| DESCRIPTION OF THE TASK |
Pull every line holding the word "expression" from the data below and copy it.

| SUPPLIED RECORDS |
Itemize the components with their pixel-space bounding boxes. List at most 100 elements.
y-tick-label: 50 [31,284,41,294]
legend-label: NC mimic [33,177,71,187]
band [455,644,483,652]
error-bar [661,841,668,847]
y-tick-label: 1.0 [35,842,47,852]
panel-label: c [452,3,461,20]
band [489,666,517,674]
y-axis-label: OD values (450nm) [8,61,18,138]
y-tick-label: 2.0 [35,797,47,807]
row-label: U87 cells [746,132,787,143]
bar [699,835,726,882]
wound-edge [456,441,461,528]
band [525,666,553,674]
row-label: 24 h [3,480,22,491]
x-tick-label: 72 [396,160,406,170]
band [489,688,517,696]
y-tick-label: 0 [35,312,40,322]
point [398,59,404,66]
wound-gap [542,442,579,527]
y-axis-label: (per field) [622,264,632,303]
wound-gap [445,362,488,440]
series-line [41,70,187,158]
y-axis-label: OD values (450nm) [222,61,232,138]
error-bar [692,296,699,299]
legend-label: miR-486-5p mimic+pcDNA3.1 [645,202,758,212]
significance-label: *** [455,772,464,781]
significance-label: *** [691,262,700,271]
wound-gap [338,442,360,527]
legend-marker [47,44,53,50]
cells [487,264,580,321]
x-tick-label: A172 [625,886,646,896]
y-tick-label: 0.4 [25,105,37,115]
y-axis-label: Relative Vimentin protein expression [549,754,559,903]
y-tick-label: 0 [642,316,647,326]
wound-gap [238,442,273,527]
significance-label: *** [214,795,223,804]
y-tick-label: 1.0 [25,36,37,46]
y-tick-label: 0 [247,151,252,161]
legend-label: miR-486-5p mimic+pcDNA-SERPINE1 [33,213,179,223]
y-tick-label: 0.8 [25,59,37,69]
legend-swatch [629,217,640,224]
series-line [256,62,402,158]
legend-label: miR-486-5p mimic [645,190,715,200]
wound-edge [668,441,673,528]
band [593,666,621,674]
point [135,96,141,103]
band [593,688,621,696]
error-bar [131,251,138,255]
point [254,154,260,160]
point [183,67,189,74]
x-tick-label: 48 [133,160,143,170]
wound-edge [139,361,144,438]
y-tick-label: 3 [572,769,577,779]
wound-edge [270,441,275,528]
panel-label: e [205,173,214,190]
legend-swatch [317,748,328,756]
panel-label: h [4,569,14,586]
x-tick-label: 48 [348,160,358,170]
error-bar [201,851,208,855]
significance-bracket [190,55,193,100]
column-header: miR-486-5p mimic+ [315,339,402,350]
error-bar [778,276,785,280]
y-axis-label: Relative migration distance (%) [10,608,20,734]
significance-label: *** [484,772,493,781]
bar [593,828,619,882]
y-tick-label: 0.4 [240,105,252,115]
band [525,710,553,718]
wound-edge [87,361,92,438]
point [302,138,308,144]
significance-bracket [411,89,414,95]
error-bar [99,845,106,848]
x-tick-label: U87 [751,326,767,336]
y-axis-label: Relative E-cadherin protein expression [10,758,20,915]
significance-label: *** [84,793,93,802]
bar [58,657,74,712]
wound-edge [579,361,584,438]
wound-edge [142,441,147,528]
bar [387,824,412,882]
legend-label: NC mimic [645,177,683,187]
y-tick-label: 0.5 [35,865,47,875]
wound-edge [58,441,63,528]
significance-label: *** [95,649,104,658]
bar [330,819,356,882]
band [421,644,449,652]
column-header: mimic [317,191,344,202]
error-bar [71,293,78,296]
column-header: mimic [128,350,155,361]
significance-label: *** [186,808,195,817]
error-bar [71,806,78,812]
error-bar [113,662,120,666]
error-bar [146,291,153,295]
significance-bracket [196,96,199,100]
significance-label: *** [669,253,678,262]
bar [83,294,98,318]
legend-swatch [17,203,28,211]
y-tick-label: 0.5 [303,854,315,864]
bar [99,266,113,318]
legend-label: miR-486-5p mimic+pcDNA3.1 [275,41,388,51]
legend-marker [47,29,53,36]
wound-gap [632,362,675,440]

| TASK ANSWER |
y-axis-label: Relative Vimentin protein expression [549,754,559,903]
y-axis-label: Relative E-cadherin protein expression [10,758,20,915]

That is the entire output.